• Problem
Tally the lines holding the string "Left" and reply with that number alone.

• Task material
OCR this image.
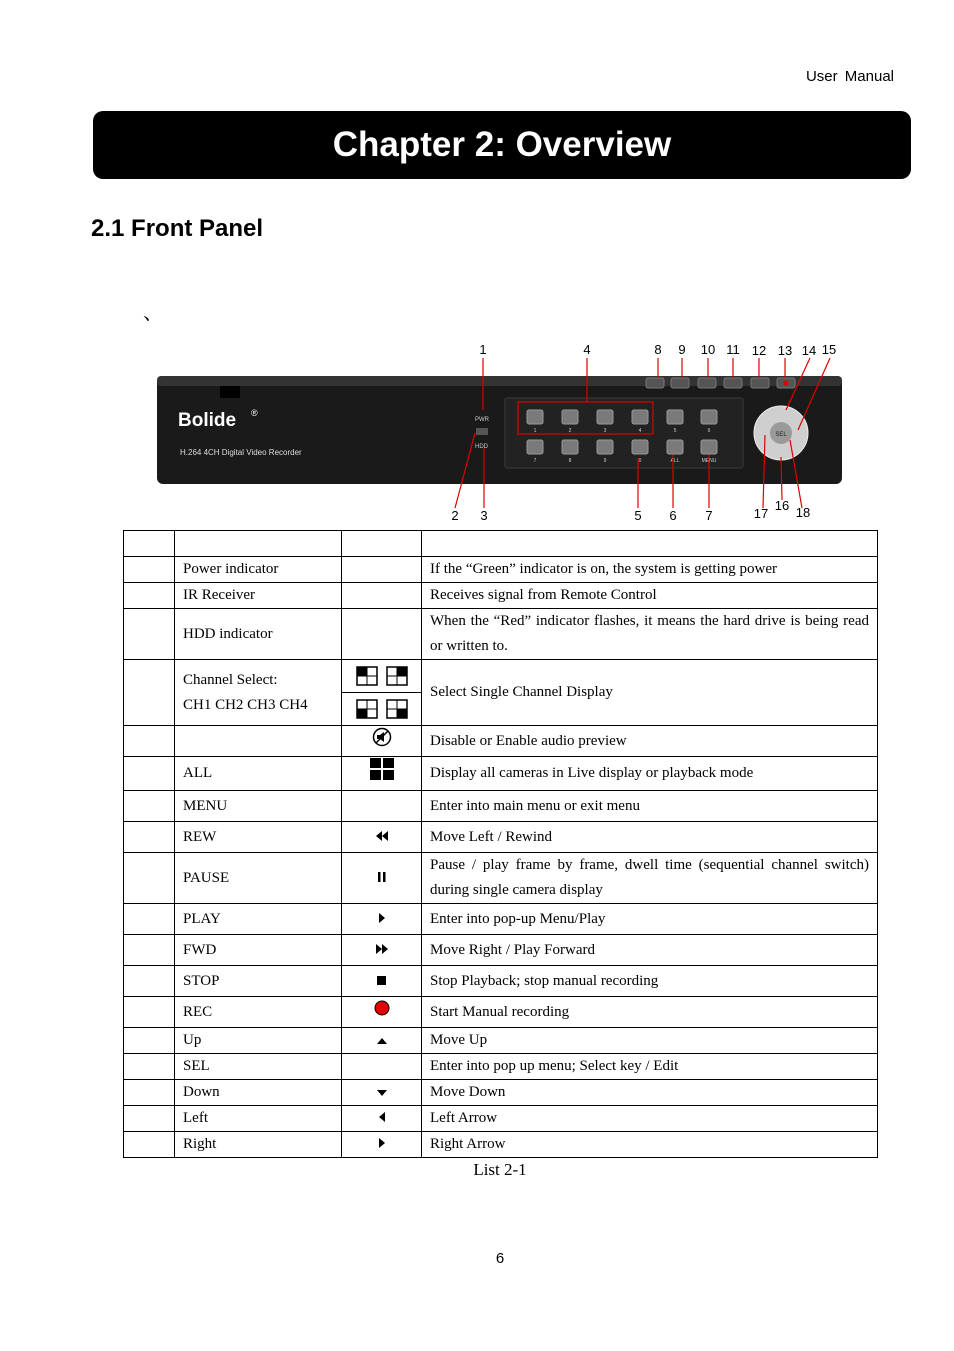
User Manual
Chapter 2: Overview
2.1 Front Panel
、
Bolide ®
H.264 4CH Digital Video Recorder
PWR
HDD
1	2	3	4	5	6
7	8	9	0	ALL	MENU
SEL
1	4	8 9 10 11 12 13 14 15
2 3	5 6 7	17
16 18

	Power indicator		If the “Green” indicator is on, the system is getting power
	IR Receiver		Receives signal from Remote Control
	HDD indicator		When the “Red” indicator flashes, it means the hard drive is being read or written to.
	Channel Select:
CH1 CH2 CH3 CH4		Select Single Channel Display
			Disable or Enable audio preview
	ALL		Display all cameras in Live display or playback mode
	MENU		Enter into main menu or exit menu
	REW		Move Left / Rewind
	PAUSE		Pause / play frame by frame, dwell time (sequential channel switch) during single camera display
	PLAY		Enter into pop-up Menu/Play
	FWD		Move Right / Play Forward
	STOP		Stop Playback; stop manual recording
	REC		Start Manual recording
	Up		Move Up
	SEL		Enter into pop up menu; Select key / Edit
	Down		Move Down
	Left		Left Arrow
	Right		Right Arrow
List 2-1
6
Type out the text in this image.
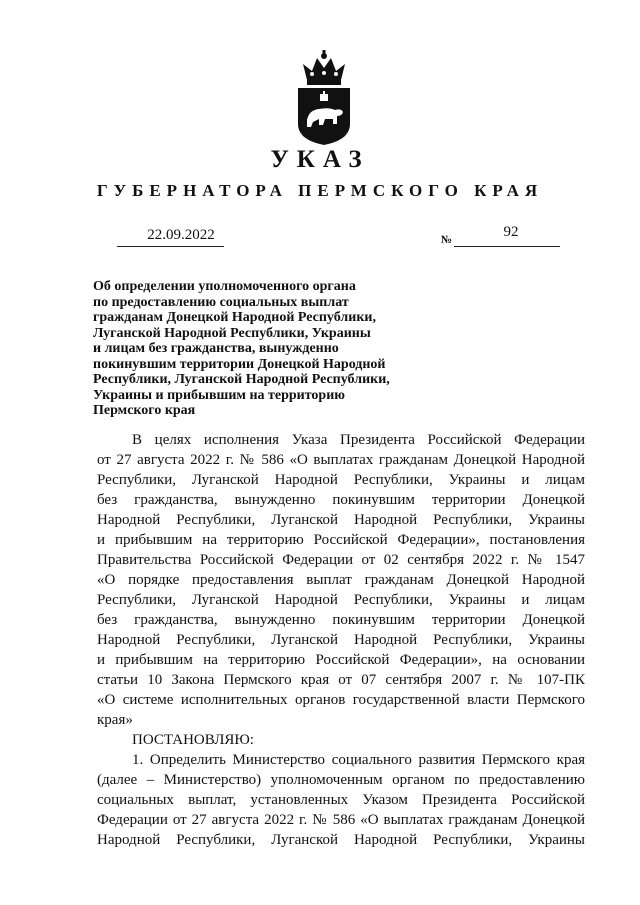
УКАЗ
ГУБЕРНАТОРА ПЕРМСКОГО КРАЯ
22.09.2022	№	92
Об определении уполномоченного органа
по предоставлению социальных выплат
гражданам Донецкой Народной Республики,
Луганской Народной Республики, Украины
и лицам без гражданства, вынужденно
покинувшим территории Донецкой Народной
Республики, Луганской Народной Республики,
Украины и прибывшим на территорию
Пермского края
В целях исполнения Указа Президента Российской Федерации
от 27 августа 2022 г. № 586 «О выплатах гражданам Донецкой Народной
Республики, Луганской Народной Республики, Украины и лицам
без гражданства, вынужденно покинувшим территории Донецкой
Народной Республики, Луганской Народной Республики, Украины
и прибывшим на территорию Российской Федерации», постановления
Правительства Российской Федерации от 02 сентября 2022 г. № 1547
«О порядке предоставления выплат гражданам Донецкой Народной
Республики, Луганской Народной Республики, Украины и лицам
без гражданства, вынужденно покинувшим территории Донецкой
Народной Республики, Луганской Народной Республики, Украины
и прибывшим на территорию Российской Федерации», на основании
статьи 10 Закона Пермского края от 07 сентября 2007 г. № 107-ПК
«О системе исполнительных органов государственной власти Пермского
края»
ПОСТАНОВЛЯЮ:
1. Определить Министерство социального развития Пермского края
(далее – Министерство) уполномоченным органом по предоставлению
социальных выплат, установленных Указом Президента Российской
Федерации от 27 августа 2022 г. № 586 «О выплатах гражданам Донецкой
Народной Республики, Луганской Народной Республики, Украины
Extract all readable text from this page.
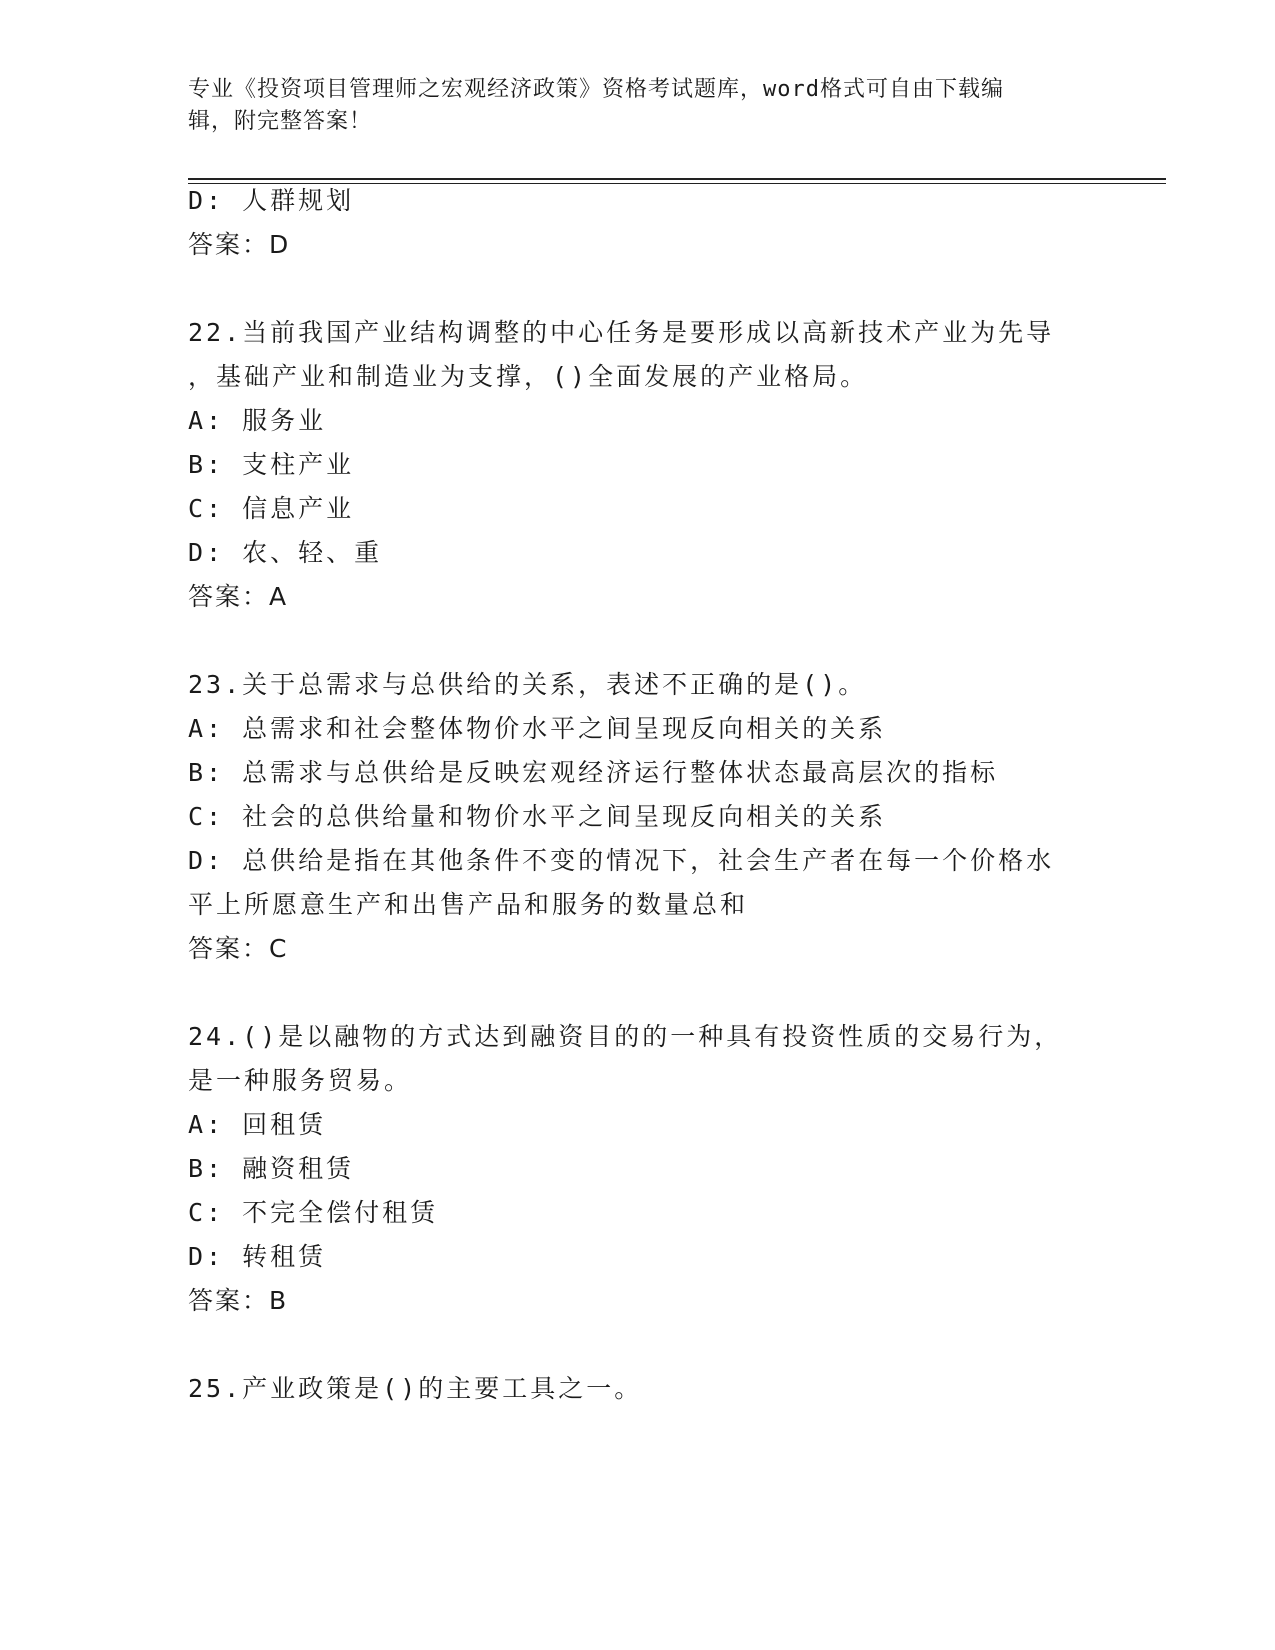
专业《投资项目管理师之宏观经济政策》资格考试题库，word格式可自由下载编
辑，附完整答案！
D: 人群规划
答案：D
22.当前我国产业结构调整的中心任务是要形成以高新技术产业为先导
，基础产业和制造业为支撑，()全面发展的产业格局。
A: 服务业
B: 支柱产业
C: 信息产业
D: 农、轻、重
答案：A
23.关于总需求与总供给的关系，表述不正确的是()。
A: 总需求和社会整体物价水平之间呈现反向相关的关系
B: 总需求与总供给是反映宏观经济运行整体状态最高层次的指标
C: 社会的总供给量和物价水平之间呈现反向相关的关系
D: 总供给是指在其他条件不变的情况下，社会生产者在每一个价格水
平上所愿意生产和出售产品和服务的数量总和
答案：C
24.()是以融物的方式达到融资目的的一种具有投资性质的交易行为，
是一种服务贸易。
A: 回租赁
B: 融资租赁
C: 不完全偿付租赁
D: 转租赁
答案：B
25.产业政策是()的主要工具之一。
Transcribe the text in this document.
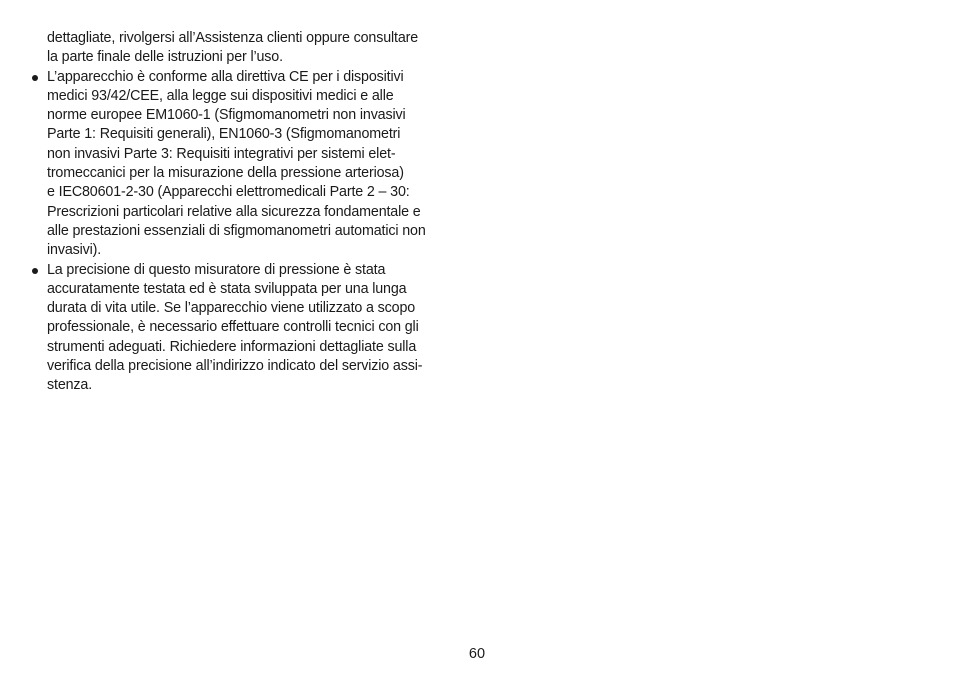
dettagliate, rivolgersi all’Assistenza clienti oppure consultare
la parte finale delle istruzioni per l’uso.
L’apparecchio è conforme alla direttiva CE per i dispositivi
medici 93/42/CEE, alla legge sui dispositivi medici e alle
norme europee EM1060-1 (Sfigmomanometri non invasivi
Parte 1: Requisiti generali), EN1060-3 (Sfigmomanometri
non invasivi Parte 3: Requisiti integrativi per sistemi elet-
tromeccanici per la misurazione della pressione arteriosa)
e IEC80601-2-30 (Apparecchi elettromedicali Parte 2 – 30:
Prescrizioni particolari relative alla sicurezza fondamentale e
alle prestazioni essenziali di sfigmomanometri automatici non
invasivi).
La precisione di questo misuratore di pressione è stata
accuratamente testata ed è stata sviluppata per una lunga
durata di vita utile. Se l’apparecchio viene utilizzato a scopo
professionale, è necessario effettuare controlli tecnici con gli
strumenti adeguati. Richiedere informazioni dettagliate sulla
verifica della precisione all’indirizzo indicato del servizio assi-
stenza.
60
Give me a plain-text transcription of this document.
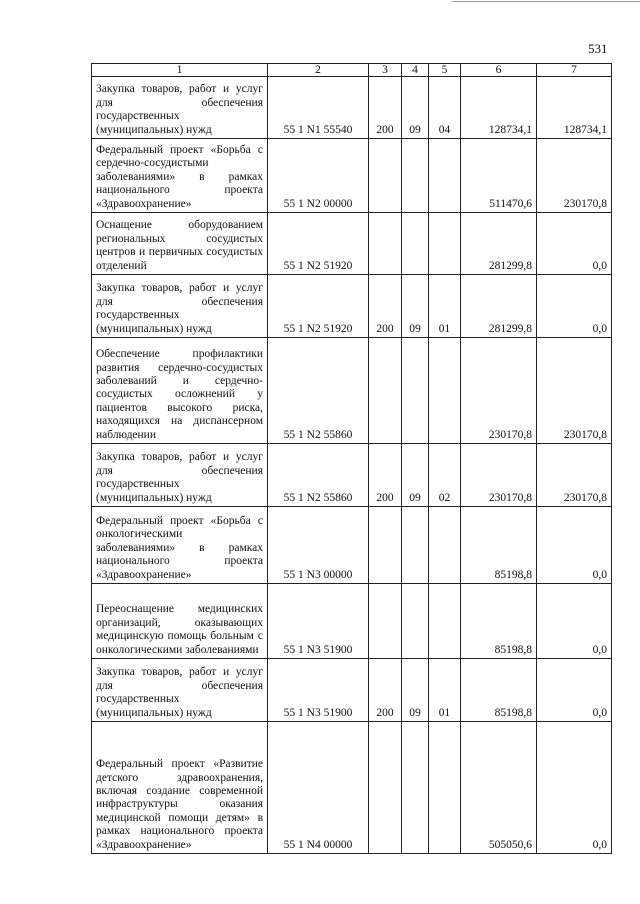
531
1	2	3	4	5	6	7
Закупка товаров, работ и услуг для обеспечения государственных (муниципальных) нужд	55 1 N1 55540	200	09	04	128734,1	128734,1
Федеральный проект «Борьба с сердечно-сосудистыми заболеваниями» в рамках национального проекта «Здравоохранение»	55 1 N2 00000				511470,6	230170,8
Оснащение оборудованием региональных сосудистых центров и первичных сосудистых отделений	55 1 N2 51920				281299,8	0,0
Закупка товаров, работ и услуг для обеспечения государственных (муниципальных) нужд	55 1 N2 51920	200	09	01	281299,8	0,0
Обеспечение профилактики развития сердечно-сосудистых заболеваний и сердечно-сосудистых осложнений у пациентов высокого риска, находящихся на диспансерном наблюдении	55 1 N2 55860				230170,8	230170,8
Закупка товаров, работ и услуг для обеспечения государственных (муниципальных) нужд	55 1 N2 55860	200	09	02	230170,8	230170,8
Федеральный проект «Борьба с онкологическими заболеваниями» в рамках национального проекта «Здравоохранение»	55 1 N3 00000				85198,8	0,0
Переоснащение медицинских организаций, оказывающих медицинскую помощь больным с онкологическими заболеваниями	55 1 N3 51900				85198,8	0,0
Закупка товаров, работ и услуг для обеспечения государственных (муниципальных) нужд	55 1 N3 51900	200	09	01	85198,8	0,0
Федеральный проект «Развитие детского здравоохранения, включая создание современной инфраструктуры оказания медицинской помощи детям» в рамках национального проекта «Здравоохранение»	55 1 N4 00000				505050,6	0,0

• Task solution
2